## START Input for this task

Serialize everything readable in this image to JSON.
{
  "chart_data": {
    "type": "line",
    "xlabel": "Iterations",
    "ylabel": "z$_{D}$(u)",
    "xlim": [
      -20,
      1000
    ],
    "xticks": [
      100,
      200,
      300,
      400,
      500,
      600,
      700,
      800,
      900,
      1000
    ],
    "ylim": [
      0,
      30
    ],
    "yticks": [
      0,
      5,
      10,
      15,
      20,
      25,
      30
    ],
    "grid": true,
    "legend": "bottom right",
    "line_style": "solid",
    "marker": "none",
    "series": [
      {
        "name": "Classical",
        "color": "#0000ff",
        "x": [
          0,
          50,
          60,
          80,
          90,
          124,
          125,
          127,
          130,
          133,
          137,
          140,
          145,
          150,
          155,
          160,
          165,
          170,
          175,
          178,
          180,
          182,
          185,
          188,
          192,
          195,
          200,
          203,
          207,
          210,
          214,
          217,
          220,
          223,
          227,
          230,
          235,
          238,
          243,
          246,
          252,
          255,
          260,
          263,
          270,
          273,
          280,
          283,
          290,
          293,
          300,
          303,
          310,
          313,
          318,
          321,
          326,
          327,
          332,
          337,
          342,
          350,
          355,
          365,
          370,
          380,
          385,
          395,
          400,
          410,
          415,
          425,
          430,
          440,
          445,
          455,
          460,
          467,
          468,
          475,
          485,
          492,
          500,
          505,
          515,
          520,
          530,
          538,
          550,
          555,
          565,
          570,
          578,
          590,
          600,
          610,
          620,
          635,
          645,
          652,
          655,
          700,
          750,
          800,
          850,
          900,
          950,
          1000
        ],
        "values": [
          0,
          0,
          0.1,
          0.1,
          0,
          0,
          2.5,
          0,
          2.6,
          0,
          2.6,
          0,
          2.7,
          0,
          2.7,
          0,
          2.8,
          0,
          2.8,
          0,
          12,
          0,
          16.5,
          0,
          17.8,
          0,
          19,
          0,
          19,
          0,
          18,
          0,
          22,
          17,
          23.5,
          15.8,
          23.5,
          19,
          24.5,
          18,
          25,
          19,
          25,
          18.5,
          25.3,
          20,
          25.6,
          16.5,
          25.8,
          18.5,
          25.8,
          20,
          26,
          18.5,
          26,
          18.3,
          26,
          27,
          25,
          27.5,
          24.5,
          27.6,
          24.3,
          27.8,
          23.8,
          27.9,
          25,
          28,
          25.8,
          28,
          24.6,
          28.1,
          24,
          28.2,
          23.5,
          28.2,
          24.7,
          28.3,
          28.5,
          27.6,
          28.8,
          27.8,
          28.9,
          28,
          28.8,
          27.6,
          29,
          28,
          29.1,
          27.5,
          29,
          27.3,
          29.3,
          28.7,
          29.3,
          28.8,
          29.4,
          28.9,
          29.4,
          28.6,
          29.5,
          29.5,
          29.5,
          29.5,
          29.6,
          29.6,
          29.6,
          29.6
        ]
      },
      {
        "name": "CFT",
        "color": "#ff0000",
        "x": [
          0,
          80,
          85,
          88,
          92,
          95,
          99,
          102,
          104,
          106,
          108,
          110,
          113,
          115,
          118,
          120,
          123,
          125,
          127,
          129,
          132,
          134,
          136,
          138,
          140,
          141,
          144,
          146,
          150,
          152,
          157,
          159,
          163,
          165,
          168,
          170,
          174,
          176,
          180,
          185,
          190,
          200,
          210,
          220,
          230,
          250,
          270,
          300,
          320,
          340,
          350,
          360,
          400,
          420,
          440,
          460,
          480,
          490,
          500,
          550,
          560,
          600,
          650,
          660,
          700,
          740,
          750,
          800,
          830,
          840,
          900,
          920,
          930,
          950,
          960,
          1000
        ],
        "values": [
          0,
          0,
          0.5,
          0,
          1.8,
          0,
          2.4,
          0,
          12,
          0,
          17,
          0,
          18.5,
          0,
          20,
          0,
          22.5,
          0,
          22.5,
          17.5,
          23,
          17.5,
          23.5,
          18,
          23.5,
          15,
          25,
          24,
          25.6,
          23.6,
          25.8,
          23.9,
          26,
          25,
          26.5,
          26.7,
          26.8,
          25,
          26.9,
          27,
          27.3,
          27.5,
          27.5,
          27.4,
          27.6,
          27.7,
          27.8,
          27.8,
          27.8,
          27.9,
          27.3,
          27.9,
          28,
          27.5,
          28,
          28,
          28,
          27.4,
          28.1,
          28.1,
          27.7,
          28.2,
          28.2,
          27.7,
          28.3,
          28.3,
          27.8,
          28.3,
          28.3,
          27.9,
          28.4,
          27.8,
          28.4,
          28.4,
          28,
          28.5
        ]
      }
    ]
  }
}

## END Input for this task

▶ [Written problem]: Restate each record exactly as written.

▶ [Expected output]:
Serialize everything readable in this image to JSON.
{
  "chart_data": {
    "type": "line",
    "xlabel": "Iterations",
    "ylabel": "z$_{D}$(u)",
    "xlim": [
      -20,
      1000
    ],
    "xticks": [
      100,
      200,
      300,
      400,
      500,
      600,
      700,
      800,
      900,
      1000
    ],
    "ylim": [
      0,
      30
    ],
    "yticks": [
      0,
      5,
      10,
      15,
      20,
      25,
      30
    ],
    "grid": true,
    "legend": "bottom right",
    "line_style": "solid",
    "marker": "none",
    "series": [
      {
        "name": "Classical",
        "color": "#0000ff",
        "x": [
          0,
          50,
          60,
          80,
          90,
          124,
          125,
          127,
          130,
          133,
          137,
          140,
          145,
          150,
          155,
          160,
          165,
          170,
          175,
          178,
          180,
          182,
          185,
          188,
          192,
          195,
          200,
          203,
          207,
          210,
          214,
          217,
          220,
          223,
          227,
          230,
          235,
          238,
          243,
          246,
          252,
          255,
          260,
          263,
          270,
          273,
          280,
          283,
          290,
          293,
          300,
          303,
          310,
          313,
          318,
          321,
          326,
          327,
          332,
          337,
          342,
          350,
          355,
          365,
          370,
          380,
          385,
          395,
          400,
          410,
          415,
          425,
          430,
          440,
          445,
          455,
          460,
          467,
          468,
          475,
          485,
          492,
          500,
          505,
          515,
          520,
          530,
          538,
          550,
          555,
          565,
          570,
          578,
          590,
          600,
          610,
          620,
          635,
          645,
          652,
          655,
          700,
          750,
          800,
          850,
          900,
          950,
          1000
        ],
        "values": [
          0,
          0,
          0.1,
          0.1,
          0,
          0,
          2.5,
          0,
          2.6,
          0,
          2.6,
          0,
          2.7,
          0,
          2.7,
          0,
          2.8,
          0,
          2.8,
          0,
          12,
          0,
          16.5,
          0,
          17.8,
          0,
          19,
          0,
          19,
          0,
          18,
          0,
          22,
          17,
          23.5,
          15.8,
          23.5,
          19,
          24.5,
          18,
          25,
          19,
          25,
          18.5,
          25.3,
          20,
          25.6,
          16.5,
          25.8,
          18.5,
          25.8,
          20,
          26,
          18.5,
          26,
          18.3,
          26,
          27,
          25,
          27.5,
          24.5,
          27.6,
          24.3,
          27.8,
          23.8,
          27.9,
          25,
          28,
          25.8,
          28,
          24.6,
          28.1,
          24,
          28.2,
          23.5,
          28.2,
          24.7,
          28.3,
          28.5,
          27.6,
          28.8,
          27.8,
          28.9,
          28,
          28.8,
          27.6,
          29,
          28,
          29.1,
          27.5,
          29,
          27.3,
          29.3,
          28.7,
          29.3,
          28.8,
          29.4,
          28.9,
          29.4,
          28.6,
          29.5,
          29.5,
          29.5,
          29.5,
          29.6,
          29.6,
          29.6,
          29.6
        ]
      },
      {
        "name": "CFT",
        "color": "#ff0000",
        "x": [
          0,
          80,
          85,
          88,
          92,
          95,
          99,
          102,
          104,
          106,
          108,
          110,
          113,
          115,
          118,
          120,
          123,
          125,
          127,
          129,
          132,
          134,
          136,
          138,
          140,
          141,
          144,
          146,
          150,
          152,
          157,
          159,
          163,
          165,
          168,
          170,
          174,
          176,
          180,
          185,
          190,
          200,
          210,
          220,
          230,
          250,
          270,
          300,
          320,
          340,
          350,
          360,
          400,
          420,
          440,
          460,
          480,
          490,
          500,
          550,
          560,
          600,
          650,
          660,
          700,
          740,
          750,
          800,
          830,
          840,
          900,
          920,
          930,
          950,
          960,
          1000
        ],
        "values": [
          0,
          0,
          0.5,
          0,
          1.8,
          0,
          2.4,
          0,
          12,
          0,
          17,
          0,
          18.5,
          0,
          20,
          0,
          22.5,
          0,
          22.5,
          17.5,
          23,
          17.5,
          23.5,
          18,
          23.5,
          15,
          25,
          24,
          25.6,
          23.6,
          25.8,
          23.9,
          26,
          25,
          26.5,
          26.7,
          26.8,
          25,
          26.9,
          27,
          27.3,
          27.5,
          27.5,
          27.4,
          27.6,
          27.7,
          27.8,
          27.8,
          27.8,
          27.9,
          27.3,
          27.9,
          28,
          27.5,
          28,
          28,
          28,
          27.4,
          28.1,
          28.1,
          27.7,
          28.2,
          28.2,
          27.7,
          28.3,
          28.3,
          27.8,
          28.3,
          28.3,
          27.9,
          28.4,
          27.8,
          28.4,
          28.4,
          28,
          28.5
        ]
      }
    ]
  }
}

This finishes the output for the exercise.